§ **EXERCISE REQUIREMENTS**
Go through the listing and return every line with "this" in it.

[Dataset listings of figures]
** Start **

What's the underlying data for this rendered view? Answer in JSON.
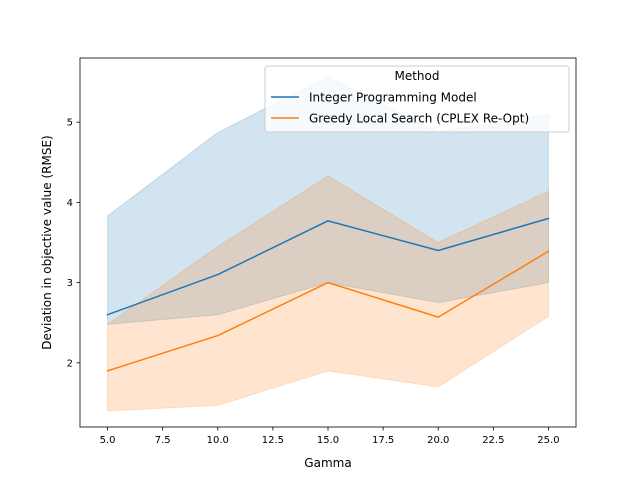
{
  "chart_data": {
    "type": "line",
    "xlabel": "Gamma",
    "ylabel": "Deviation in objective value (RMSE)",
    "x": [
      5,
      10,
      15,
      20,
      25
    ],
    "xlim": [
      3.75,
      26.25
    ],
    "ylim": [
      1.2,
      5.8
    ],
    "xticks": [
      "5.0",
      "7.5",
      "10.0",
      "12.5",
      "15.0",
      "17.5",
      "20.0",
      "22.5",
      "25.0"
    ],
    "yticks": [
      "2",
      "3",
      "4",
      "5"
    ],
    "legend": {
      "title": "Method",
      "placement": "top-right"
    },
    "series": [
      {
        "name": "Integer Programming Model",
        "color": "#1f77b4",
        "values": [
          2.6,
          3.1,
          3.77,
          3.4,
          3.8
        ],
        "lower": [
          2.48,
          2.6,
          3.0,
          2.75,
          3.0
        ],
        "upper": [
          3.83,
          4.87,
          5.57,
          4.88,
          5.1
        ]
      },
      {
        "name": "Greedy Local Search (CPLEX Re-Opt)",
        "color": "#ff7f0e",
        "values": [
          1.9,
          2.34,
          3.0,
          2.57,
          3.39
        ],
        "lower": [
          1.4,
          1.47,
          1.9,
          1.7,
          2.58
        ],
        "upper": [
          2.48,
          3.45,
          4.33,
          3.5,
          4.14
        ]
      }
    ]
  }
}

** End **
** Start **

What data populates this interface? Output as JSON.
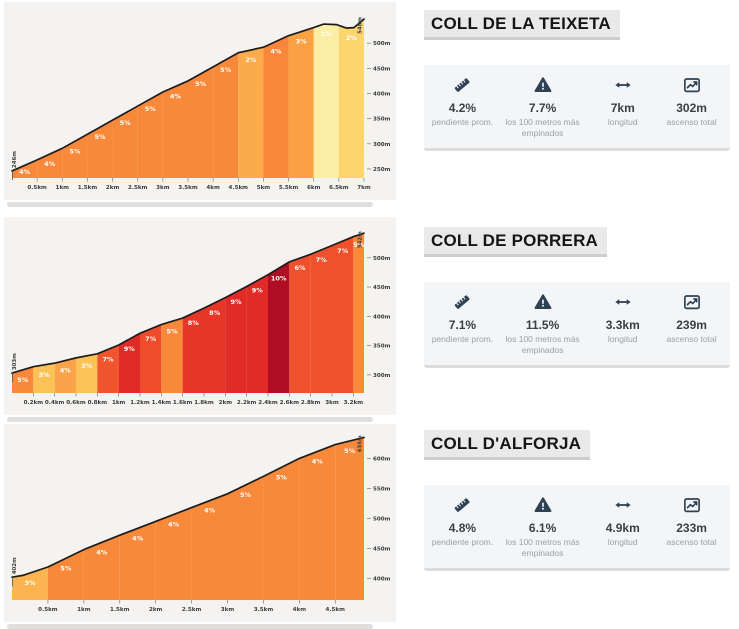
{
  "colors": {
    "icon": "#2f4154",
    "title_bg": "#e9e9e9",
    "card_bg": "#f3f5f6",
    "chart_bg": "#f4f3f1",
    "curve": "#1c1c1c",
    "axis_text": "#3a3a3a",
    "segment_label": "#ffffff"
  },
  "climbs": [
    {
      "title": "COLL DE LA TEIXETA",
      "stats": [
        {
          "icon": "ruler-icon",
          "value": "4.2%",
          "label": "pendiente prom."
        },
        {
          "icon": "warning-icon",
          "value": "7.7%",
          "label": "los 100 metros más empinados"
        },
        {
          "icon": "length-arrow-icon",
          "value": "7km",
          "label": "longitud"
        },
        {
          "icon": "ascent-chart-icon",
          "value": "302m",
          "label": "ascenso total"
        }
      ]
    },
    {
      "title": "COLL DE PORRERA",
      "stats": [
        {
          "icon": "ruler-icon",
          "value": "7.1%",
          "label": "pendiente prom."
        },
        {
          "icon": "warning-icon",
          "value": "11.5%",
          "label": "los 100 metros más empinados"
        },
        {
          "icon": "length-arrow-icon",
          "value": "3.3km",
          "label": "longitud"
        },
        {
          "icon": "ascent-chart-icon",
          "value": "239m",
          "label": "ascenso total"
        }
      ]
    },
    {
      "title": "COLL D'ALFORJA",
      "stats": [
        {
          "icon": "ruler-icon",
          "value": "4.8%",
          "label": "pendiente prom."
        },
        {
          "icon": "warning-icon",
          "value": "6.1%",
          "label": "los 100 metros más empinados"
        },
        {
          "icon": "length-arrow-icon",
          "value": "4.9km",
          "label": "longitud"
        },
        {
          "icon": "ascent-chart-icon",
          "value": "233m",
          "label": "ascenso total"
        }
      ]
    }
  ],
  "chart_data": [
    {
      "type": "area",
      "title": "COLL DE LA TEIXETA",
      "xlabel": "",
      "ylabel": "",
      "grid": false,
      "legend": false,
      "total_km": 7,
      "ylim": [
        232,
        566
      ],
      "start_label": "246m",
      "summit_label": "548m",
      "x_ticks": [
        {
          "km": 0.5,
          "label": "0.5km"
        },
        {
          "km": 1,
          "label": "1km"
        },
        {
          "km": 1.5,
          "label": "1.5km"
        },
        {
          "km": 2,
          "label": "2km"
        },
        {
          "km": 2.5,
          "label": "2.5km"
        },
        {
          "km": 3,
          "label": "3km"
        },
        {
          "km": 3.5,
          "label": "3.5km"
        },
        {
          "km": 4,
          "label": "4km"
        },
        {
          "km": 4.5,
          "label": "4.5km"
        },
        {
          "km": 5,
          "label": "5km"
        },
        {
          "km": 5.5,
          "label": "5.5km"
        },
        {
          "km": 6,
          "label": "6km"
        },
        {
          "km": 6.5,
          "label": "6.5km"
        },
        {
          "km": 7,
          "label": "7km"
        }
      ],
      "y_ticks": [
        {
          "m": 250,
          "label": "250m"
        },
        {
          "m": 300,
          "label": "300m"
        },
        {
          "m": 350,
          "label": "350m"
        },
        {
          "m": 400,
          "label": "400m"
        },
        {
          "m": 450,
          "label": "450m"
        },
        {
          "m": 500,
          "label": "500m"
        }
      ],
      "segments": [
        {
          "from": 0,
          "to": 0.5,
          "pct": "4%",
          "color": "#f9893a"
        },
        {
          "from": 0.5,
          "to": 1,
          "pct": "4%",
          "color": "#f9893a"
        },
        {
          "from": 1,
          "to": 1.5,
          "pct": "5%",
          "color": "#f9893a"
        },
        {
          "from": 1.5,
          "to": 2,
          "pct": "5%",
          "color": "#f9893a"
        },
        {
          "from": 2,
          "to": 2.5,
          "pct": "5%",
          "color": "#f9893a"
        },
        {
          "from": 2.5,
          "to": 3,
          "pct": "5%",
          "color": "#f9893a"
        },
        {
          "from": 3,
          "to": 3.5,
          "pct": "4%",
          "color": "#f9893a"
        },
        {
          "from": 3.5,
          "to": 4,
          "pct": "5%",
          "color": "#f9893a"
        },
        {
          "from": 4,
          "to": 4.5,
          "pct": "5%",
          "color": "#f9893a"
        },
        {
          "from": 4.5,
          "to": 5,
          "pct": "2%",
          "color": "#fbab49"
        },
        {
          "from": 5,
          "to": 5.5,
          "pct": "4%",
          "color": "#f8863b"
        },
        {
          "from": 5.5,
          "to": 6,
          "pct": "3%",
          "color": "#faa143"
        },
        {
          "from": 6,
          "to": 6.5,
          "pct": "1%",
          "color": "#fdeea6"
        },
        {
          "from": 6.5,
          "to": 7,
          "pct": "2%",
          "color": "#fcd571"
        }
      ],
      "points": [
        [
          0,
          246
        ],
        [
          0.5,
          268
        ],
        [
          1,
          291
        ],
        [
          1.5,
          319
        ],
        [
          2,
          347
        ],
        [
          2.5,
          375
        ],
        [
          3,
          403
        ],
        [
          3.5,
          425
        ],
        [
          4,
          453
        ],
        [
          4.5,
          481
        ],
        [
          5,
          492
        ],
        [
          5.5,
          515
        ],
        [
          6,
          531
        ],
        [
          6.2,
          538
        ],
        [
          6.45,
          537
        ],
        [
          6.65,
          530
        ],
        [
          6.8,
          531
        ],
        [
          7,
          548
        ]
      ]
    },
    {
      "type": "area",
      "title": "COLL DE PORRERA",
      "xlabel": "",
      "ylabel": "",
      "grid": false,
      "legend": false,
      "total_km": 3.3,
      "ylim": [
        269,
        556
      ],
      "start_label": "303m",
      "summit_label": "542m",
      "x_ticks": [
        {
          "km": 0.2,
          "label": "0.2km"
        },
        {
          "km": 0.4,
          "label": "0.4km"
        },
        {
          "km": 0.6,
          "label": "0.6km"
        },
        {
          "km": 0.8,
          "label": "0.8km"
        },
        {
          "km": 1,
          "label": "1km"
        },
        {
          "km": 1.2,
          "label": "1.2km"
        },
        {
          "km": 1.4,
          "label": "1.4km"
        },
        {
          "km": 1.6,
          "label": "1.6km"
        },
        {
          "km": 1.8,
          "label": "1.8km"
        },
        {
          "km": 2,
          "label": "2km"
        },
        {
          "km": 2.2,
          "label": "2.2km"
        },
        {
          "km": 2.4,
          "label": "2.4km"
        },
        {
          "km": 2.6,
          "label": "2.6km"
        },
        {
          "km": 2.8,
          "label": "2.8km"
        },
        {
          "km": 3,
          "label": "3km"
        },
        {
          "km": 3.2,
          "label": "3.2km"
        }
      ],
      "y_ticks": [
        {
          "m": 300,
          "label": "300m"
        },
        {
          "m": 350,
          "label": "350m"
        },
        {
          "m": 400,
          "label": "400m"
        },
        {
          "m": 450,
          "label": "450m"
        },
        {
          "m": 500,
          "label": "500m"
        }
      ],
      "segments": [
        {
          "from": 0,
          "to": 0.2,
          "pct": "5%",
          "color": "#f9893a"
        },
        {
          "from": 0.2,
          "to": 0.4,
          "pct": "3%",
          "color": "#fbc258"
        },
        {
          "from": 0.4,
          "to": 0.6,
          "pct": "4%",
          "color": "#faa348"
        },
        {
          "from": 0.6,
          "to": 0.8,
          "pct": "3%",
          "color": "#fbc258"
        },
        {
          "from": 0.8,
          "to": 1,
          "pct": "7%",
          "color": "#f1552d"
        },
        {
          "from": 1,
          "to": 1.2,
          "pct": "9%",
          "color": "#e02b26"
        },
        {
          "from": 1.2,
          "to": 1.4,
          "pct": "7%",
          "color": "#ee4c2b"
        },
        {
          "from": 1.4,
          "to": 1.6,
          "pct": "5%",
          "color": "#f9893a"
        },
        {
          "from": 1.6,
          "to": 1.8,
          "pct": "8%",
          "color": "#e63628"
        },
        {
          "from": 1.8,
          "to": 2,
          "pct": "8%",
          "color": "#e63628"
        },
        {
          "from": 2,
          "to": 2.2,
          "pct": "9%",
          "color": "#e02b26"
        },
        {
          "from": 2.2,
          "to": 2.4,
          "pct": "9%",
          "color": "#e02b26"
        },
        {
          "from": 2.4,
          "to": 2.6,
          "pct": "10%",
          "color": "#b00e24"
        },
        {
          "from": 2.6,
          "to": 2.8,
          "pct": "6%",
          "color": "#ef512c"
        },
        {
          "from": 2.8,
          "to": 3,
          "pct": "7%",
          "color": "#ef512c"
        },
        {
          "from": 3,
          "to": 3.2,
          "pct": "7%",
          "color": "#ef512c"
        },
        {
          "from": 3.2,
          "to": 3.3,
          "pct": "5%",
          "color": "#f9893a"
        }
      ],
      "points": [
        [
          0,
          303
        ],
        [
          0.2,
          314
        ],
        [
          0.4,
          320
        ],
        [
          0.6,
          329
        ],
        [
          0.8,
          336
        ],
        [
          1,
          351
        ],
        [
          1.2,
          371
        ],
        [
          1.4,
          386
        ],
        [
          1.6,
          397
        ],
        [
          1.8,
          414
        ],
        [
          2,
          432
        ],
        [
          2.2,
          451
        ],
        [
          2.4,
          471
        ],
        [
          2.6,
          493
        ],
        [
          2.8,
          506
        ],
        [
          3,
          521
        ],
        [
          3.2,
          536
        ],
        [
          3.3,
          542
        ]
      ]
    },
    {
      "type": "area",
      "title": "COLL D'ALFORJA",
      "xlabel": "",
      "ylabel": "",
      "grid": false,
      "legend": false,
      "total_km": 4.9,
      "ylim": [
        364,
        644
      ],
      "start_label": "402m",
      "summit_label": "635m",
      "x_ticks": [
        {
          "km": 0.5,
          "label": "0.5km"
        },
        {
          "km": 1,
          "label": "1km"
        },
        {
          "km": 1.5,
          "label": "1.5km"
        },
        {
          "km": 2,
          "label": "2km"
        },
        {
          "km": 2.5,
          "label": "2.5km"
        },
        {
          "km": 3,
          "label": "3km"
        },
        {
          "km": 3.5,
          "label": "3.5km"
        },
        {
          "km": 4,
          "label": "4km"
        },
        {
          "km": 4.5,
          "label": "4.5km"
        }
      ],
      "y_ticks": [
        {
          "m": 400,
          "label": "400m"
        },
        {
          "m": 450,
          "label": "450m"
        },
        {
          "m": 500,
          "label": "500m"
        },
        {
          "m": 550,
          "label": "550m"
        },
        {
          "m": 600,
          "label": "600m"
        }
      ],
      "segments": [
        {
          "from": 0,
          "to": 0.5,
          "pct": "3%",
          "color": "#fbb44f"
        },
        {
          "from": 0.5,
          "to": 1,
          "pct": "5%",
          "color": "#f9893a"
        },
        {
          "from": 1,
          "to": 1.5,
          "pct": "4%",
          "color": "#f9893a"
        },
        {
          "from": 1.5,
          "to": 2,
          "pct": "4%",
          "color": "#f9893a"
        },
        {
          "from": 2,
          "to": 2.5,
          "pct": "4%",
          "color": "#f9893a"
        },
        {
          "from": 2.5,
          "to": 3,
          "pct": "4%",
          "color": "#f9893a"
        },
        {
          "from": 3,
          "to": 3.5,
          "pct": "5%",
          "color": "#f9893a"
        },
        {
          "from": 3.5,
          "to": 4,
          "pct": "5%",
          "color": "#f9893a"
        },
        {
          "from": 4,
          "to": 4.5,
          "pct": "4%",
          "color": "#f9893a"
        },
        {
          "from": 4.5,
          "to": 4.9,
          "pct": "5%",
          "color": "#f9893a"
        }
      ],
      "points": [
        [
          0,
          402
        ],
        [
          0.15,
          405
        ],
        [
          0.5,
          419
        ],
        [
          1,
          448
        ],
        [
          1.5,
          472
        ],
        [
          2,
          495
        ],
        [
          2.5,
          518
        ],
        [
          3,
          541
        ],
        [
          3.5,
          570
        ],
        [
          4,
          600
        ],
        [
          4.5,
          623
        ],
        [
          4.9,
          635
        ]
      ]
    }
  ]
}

** End **

§ **IN RESPONSE**
What's the underlying data for this rendered view? Answer in JSON.
What data populates this interface? Output as JSON.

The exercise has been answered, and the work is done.